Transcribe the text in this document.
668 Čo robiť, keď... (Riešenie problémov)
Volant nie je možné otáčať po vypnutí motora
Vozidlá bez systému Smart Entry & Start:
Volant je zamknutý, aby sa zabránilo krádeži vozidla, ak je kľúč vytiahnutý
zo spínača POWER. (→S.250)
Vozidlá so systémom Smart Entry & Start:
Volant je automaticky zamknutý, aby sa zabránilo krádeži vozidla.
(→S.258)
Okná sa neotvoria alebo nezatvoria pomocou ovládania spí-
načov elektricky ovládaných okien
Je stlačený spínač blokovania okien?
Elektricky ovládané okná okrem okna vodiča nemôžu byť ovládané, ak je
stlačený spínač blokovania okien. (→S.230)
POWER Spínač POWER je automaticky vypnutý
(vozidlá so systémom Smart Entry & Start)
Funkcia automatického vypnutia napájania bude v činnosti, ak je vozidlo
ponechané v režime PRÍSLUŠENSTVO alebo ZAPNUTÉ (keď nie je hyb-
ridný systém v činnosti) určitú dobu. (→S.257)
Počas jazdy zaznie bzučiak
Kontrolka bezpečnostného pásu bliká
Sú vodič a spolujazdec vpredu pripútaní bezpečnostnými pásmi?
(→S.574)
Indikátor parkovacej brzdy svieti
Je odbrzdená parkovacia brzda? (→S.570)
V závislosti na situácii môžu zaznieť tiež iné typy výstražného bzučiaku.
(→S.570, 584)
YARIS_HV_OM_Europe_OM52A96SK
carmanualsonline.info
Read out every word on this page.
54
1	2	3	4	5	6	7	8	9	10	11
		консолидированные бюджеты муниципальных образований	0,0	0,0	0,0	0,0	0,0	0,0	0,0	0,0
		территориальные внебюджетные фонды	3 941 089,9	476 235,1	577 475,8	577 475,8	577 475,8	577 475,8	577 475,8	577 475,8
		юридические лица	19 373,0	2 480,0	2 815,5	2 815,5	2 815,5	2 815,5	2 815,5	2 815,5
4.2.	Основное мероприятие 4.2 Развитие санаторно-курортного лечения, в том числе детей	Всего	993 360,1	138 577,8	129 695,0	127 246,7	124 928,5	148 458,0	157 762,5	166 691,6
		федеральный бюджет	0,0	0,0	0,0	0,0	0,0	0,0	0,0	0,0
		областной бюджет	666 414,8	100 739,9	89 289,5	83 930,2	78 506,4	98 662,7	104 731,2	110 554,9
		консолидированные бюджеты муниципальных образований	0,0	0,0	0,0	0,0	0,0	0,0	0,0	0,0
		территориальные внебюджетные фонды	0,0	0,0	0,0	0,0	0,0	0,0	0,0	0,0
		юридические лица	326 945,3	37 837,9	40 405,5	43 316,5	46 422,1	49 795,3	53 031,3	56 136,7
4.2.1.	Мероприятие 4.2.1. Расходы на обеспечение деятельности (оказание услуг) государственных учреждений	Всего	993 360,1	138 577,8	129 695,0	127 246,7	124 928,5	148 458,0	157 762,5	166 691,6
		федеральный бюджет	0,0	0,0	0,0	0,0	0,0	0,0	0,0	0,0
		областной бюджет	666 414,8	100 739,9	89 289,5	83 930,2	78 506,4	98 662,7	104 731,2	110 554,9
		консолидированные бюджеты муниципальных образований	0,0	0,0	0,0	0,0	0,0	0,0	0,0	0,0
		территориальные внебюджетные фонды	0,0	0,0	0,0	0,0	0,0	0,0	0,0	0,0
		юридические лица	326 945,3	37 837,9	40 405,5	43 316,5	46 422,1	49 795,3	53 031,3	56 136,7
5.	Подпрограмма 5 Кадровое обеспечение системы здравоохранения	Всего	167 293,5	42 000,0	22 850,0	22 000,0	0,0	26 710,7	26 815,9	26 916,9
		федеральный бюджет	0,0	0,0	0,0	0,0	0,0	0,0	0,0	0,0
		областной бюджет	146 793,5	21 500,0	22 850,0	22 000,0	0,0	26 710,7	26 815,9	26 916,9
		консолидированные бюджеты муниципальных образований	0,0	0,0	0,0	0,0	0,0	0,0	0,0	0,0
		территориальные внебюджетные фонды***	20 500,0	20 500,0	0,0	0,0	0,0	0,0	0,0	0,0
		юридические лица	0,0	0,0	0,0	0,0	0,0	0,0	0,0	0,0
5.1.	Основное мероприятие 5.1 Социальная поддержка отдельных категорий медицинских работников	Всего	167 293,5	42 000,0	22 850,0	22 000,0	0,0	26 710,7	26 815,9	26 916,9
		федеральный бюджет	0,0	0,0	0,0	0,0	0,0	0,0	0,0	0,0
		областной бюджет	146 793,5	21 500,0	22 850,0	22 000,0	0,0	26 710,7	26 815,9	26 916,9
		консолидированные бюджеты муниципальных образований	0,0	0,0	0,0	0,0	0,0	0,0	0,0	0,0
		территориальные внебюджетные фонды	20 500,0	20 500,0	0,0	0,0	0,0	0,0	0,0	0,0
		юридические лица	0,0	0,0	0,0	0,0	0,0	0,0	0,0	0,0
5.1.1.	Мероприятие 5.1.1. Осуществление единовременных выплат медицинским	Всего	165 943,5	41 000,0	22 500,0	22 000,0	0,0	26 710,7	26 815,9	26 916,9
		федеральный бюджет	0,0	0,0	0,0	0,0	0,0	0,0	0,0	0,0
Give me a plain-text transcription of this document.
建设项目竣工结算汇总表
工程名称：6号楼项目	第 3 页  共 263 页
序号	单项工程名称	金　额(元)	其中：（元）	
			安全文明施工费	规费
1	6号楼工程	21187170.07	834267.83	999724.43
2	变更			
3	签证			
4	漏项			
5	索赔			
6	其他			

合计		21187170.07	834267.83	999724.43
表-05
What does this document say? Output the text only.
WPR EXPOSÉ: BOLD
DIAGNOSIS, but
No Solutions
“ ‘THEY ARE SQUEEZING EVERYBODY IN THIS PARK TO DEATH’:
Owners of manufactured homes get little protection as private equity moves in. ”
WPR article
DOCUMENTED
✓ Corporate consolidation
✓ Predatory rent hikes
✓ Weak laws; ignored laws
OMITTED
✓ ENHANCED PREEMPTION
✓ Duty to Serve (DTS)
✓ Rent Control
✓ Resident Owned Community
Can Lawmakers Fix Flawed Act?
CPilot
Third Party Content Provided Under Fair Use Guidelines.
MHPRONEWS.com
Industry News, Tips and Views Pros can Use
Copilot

▶ WHAT NEEDS TO BE DONE
Write out every record verbatim.

▶ FULL SOLUTION
Transcribe the text in this document.
668 Čo robiť, keď... (Riešenie problémov)
Volant nie je možné otáčať po vypnutí motora
Vozidlá bez systému Smart Entry & Start:
Volant je zamknutý, aby sa zabránilo krádeži vozidla, ak je kľúč vytiahnutý
zo spínača POWER. (→S.250)
Vozidlá so systémom Smart Entry & Start:
Volant je automaticky zamknutý, aby sa zabránilo krádeži vozidla.
(→S.258)
Okná sa neotvoria alebo nezatvoria pomocou ovládania spí-
načov elektricky ovládaných okien
Je stlačený spínač blokovania okien?
Elektricky ovládané okná okrem okna vodiča nemôžu byť ovládané, ak je
stlačený spínač blokovania okien. (→S.230)
POWER Spínač POWER je automaticky vypnutý
(vozidlá so systémom Smart Entry & Start)
Funkcia automatického vypnutia napájania bude v činnosti, ak je vozidlo
ponechané v režime PRÍSLUŠENSTVO alebo ZAPNUTÉ (keď nie je hyb-
ridný systém v činnosti) určitú dobu. (→S.257)
Počas jazdy zaznie bzučiak
Kontrolka bezpečnostného pásu bliká
Sú vodič a spolujazdec vpredu pripútaní bezpečnostnými pásmi?
(→S.574)
Indikátor parkovacej brzdy svieti
Je odbrzdená parkovacia brzda? (→S.570)
V závislosti na situácii môžu zaznieť tiež iné typy výstražného bzučiaku.
(→S.570, 584)
YARIS_HV_OM_Europe_OM52A96SK
carmanualsonline.info
Read out every word on this page.
54
1	2	3	4	5	6	7	8	9	10	11
		консолидированные бюджеты муниципальных образований	0,0	0,0	0,0	0,0	0,0	0,0	0,0	0,0
		территориальные внебюджетные фонды	3 941 089,9	476 235,1	577 475,8	577 475,8	577 475,8	577 475,8	577 475,8	577 475,8
		юридические лица	19 373,0	2 480,0	2 815,5	2 815,5	2 815,5	2 815,5	2 815,5	2 815,5
4.2.	Основное мероприятие 4.2 Развитие санаторно-курортного лечения, в том числе детей	Всего	993 360,1	138 577,8	129 695,0	127 246,7	124 928,5	148 458,0	157 762,5	166 691,6
		федеральный бюджет	0,0	0,0	0,0	0,0	0,0	0,0	0,0	0,0
		областной бюджет	666 414,8	100 739,9	89 289,5	83 930,2	78 506,4	98 662,7	104 731,2	110 554,9
		консолидированные бюджеты муниципальных образований	0,0	0,0	0,0	0,0	0,0	0,0	0,0	0,0
		территориальные внебюджетные фонды	0,0	0,0	0,0	0,0	0,0	0,0	0,0	0,0
		юридические лица	326 945,3	37 837,9	40 405,5	43 316,5	46 422,1	49 795,3	53 031,3	56 136,7
4.2.1.	Мероприятие 4.2.1. Расходы на обеспечение деятельности (оказание услуг) государственных учреждений	Всего	993 360,1	138 577,8	129 695,0	127 246,7	124 928,5	148 458,0	157 762,5	166 691,6
		федеральный бюджет	0,0	0,0	0,0	0,0	0,0	0,0	0,0	0,0
		областной бюджет	666 414,8	100 739,9	89 289,5	83 930,2	78 506,4	98 662,7	104 731,2	110 554,9
		консолидированные бюджеты муниципальных образований	0,0	0,0	0,0	0,0	0,0	0,0	0,0	0,0
		территориальные внебюджетные фонды	0,0	0,0	0,0	0,0	0,0	0,0	0,0	0,0
		юридические лица	326 945,3	37 837,9	40 405,5	43 316,5	46 422,1	49 795,3	53 031,3	56 136,7
5.	Подпрограмма 5 Кадровое обеспечение системы здравоохранения	Всего	167 293,5	42 000,0	22 850,0	22 000,0	0,0	26 710,7	26 815,9	26 916,9
		федеральный бюджет	0,0	0,0	0,0	0,0	0,0	0,0	0,0	0,0
		областной бюджет	146 793,5	21 500,0	22 850,0	22 000,0	0,0	26 710,7	26 815,9	26 916,9
		консолидированные бюджеты муниципальных образований	0,0	0,0	0,0	0,0	0,0	0,0	0,0	0,0
		территориальные внебюджетные фонды***	20 500,0	20 500,0	0,0	0,0	0,0	0,0	0,0	0,0
		юридические лица	0,0	0,0	0,0	0,0	0,0	0,0	0,0	0,0
5.1.	Основное мероприятие 5.1 Социальная поддержка отдельных категорий медицинских работников	Всего	167 293,5	42 000,0	22 850,0	22 000,0	0,0	26 710,7	26 815,9	26 916,9
		федеральный бюджет	0,0	0,0	0,0	0,0	0,0	0,0	0,0	0,0
		областной бюджет	146 793,5	21 500,0	22 850,0	22 000,0	0,0	26 710,7	26 815,9	26 916,9
		консолидированные бюджеты муниципальных образований	0,0	0,0	0,0	0,0	0,0	0,0	0,0	0,0
		территориальные внебюджетные фонды	20 500,0	20 500,0	0,0	0,0	0,0	0,0	0,0	0,0
		юридические лица	0,0	0,0	0,0	0,0	0,0	0,0	0,0	0,0
5.1.1.	Мероприятие 5.1.1. Осуществление единовременных выплат медицинским	Всего	165 943,5	41 000,0	22 500,0	22 000,0	0,0	26 710,7	26 815,9	26 916,9
		федеральный бюджет	0,0	0,0	0,0	0,0	0,0	0,0	0,0	0,0
Give me a plain-text transcription of this document.
建设项目竣工结算汇总表
工程名称：6号楼项目	第 3 页  共 263 页
序号	单项工程名称	金　额(元)	其中：（元）	
			安全文明施工费	规费
1	6号楼工程	21187170.07	834267.83	999724.43
2	变更			
3	签证			
4	漏项			
5	索赔			
6	其他			

合计		21187170.07	834267.83	999724.43
表-05
What does this document say? Output the text only.
WPR EXPOSÉ: BOLD
DIAGNOSIS, but
No Solutions
“ ‘THEY ARE SQUEEZING EVERYBODY IN THIS PARK TO DEATH’:
Owners of manufactured homes get little protection as private equity moves in. ”
WPR article
DOCUMENTED
✓ Corporate consolidation
✓ Predatory rent hikes
✓ Weak laws; ignored laws
OMITTED
✓ ENHANCED PREEMPTION
✓ Duty to Serve (DTS)
✓ Rent Control
✓ Resident Owned Community
Can Lawmakers Fix Flawed Act?
CPilot
Third Party Content Provided Under Fair Use Guidelines.
MHPRONEWS.com
Industry News, Tips and Views Pros can Use
Copilot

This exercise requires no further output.